Listed records
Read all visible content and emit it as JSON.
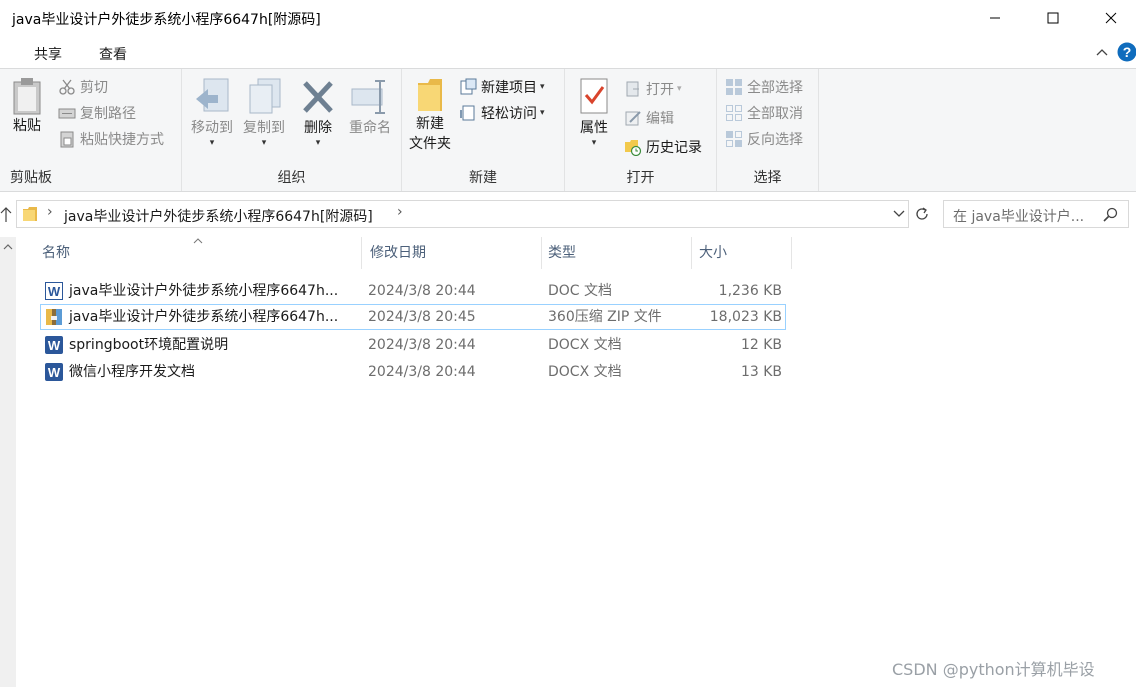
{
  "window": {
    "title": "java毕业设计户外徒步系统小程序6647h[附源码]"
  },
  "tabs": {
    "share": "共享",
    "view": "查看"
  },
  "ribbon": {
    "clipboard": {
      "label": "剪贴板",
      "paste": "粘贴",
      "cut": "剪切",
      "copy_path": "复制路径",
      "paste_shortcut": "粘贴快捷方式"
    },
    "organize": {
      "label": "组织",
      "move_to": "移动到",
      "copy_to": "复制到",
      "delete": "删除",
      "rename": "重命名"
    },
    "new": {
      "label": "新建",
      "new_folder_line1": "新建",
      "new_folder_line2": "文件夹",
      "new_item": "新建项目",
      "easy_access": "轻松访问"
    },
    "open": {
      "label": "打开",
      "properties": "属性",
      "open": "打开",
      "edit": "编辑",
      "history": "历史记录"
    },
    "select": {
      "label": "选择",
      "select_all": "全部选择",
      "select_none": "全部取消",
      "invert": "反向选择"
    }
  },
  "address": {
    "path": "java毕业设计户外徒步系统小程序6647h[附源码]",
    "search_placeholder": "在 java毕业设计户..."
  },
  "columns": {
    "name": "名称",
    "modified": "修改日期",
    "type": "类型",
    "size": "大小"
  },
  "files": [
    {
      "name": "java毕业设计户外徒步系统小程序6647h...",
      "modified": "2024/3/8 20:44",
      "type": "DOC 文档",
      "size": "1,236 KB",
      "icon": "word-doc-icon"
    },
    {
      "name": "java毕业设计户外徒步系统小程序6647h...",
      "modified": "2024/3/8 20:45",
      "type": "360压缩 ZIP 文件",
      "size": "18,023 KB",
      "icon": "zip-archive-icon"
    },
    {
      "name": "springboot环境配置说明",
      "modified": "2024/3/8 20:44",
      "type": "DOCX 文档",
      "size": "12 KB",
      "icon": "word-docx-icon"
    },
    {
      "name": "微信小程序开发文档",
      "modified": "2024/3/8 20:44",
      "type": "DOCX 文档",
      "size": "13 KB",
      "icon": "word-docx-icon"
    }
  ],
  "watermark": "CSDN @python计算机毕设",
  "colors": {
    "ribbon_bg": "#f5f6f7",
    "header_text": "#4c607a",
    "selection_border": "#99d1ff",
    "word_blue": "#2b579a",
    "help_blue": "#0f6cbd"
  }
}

Stated goal
Pictures stay out; reproduce every line of the records exactly.

Result for this task
Read all visible content and emit it as JSON.
{
  "window": {
    "title": "java毕业设计户外徒步系统小程序6647h[附源码]"
  },
  "tabs": {
    "share": "共享",
    "view": "查看"
  },
  "ribbon": {
    "clipboard": {
      "label": "剪贴板",
      "paste": "粘贴",
      "cut": "剪切",
      "copy_path": "复制路径",
      "paste_shortcut": "粘贴快捷方式"
    },
    "organize": {
      "label": "组织",
      "move_to": "移动到",
      "copy_to": "复制到",
      "delete": "删除",
      "rename": "重命名"
    },
    "new": {
      "label": "新建",
      "new_folder_line1": "新建",
      "new_folder_line2": "文件夹",
      "new_item": "新建项目",
      "easy_access": "轻松访问"
    },
    "open": {
      "label": "打开",
      "properties": "属性",
      "open": "打开",
      "edit": "编辑",
      "history": "历史记录"
    },
    "select": {
      "label": "选择",
      "select_all": "全部选择",
      "select_none": "全部取消",
      "invert": "反向选择"
    }
  },
  "address": {
    "path": "java毕业设计户外徒步系统小程序6647h[附源码]",
    "search_placeholder": "在 java毕业设计户..."
  },
  "columns": {
    "name": "名称",
    "modified": "修改日期",
    "type": "类型",
    "size": "大小"
  },
  "files": [
    {
      "name": "java毕业设计户外徒步系统小程序6647h...",
      "modified": "2024/3/8 20:44",
      "type": "DOC 文档",
      "size": "1,236 KB",
      "icon": "word-doc-icon"
    },
    {
      "name": "java毕业设计户外徒步系统小程序6647h...",
      "modified": "2024/3/8 20:45",
      "type": "360压缩 ZIP 文件",
      "size": "18,023 KB",
      "icon": "zip-archive-icon"
    },
    {
      "name": "springboot环境配置说明",
      "modified": "2024/3/8 20:44",
      "type": "DOCX 文档",
      "size": "12 KB",
      "icon": "word-docx-icon"
    },
    {
      "name": "微信小程序开发文档",
      "modified": "2024/3/8 20:44",
      "type": "DOCX 文档",
      "size": "13 KB",
      "icon": "word-docx-icon"
    }
  ],
  "watermark": "CSDN @python计算机毕设",
  "colors": {
    "ribbon_bg": "#f5f6f7",
    "header_text": "#4c607a",
    "selection_border": "#99d1ff",
    "word_blue": "#2b579a",
    "help_blue": "#0f6cbd"
  }
}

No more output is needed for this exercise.